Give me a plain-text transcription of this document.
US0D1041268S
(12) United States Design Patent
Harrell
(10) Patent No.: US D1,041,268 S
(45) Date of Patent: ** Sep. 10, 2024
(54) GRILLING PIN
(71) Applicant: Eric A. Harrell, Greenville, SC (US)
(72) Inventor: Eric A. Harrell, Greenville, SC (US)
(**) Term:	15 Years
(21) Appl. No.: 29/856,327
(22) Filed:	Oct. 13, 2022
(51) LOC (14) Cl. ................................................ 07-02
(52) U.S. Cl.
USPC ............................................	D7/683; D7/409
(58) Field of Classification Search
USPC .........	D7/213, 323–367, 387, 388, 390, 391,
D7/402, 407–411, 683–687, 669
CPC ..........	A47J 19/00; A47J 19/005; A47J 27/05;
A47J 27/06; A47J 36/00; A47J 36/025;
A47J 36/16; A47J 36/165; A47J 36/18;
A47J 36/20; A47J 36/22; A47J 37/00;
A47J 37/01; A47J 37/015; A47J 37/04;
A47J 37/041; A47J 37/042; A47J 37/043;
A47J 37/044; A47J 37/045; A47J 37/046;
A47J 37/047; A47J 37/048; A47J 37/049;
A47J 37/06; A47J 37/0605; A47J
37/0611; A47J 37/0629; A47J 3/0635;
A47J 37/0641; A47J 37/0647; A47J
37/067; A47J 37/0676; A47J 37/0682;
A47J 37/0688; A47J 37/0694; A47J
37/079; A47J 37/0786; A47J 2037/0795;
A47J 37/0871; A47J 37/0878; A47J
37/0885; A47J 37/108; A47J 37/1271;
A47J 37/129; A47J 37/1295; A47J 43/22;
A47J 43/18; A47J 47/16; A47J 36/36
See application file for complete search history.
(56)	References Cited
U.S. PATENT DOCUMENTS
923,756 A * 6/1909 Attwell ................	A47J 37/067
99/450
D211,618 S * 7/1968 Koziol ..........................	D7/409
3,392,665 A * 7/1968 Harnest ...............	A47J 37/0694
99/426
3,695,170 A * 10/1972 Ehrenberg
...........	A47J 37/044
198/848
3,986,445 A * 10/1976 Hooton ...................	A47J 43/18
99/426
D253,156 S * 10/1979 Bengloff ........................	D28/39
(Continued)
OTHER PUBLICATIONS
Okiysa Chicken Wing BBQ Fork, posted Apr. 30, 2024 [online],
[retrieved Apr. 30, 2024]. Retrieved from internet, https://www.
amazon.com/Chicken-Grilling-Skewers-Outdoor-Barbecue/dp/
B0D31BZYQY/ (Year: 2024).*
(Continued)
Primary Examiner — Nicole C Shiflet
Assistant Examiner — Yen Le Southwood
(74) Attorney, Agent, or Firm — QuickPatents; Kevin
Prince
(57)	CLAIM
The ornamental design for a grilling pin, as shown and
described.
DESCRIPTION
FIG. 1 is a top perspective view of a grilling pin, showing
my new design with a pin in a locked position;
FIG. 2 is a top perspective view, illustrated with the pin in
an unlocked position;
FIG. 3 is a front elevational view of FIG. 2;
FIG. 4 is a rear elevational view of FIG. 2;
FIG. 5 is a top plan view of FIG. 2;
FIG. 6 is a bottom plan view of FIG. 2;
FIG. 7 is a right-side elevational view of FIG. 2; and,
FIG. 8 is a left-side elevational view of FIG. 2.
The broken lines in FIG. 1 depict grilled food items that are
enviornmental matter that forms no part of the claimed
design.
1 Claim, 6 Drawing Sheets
------------------------
Pick out the lines containing the string "perspective".

**Exercise response**
FIG. 1 is a top perspective view of a grilling pin, showing
FIG. 2 is a top perspective view, illustrated with the pin in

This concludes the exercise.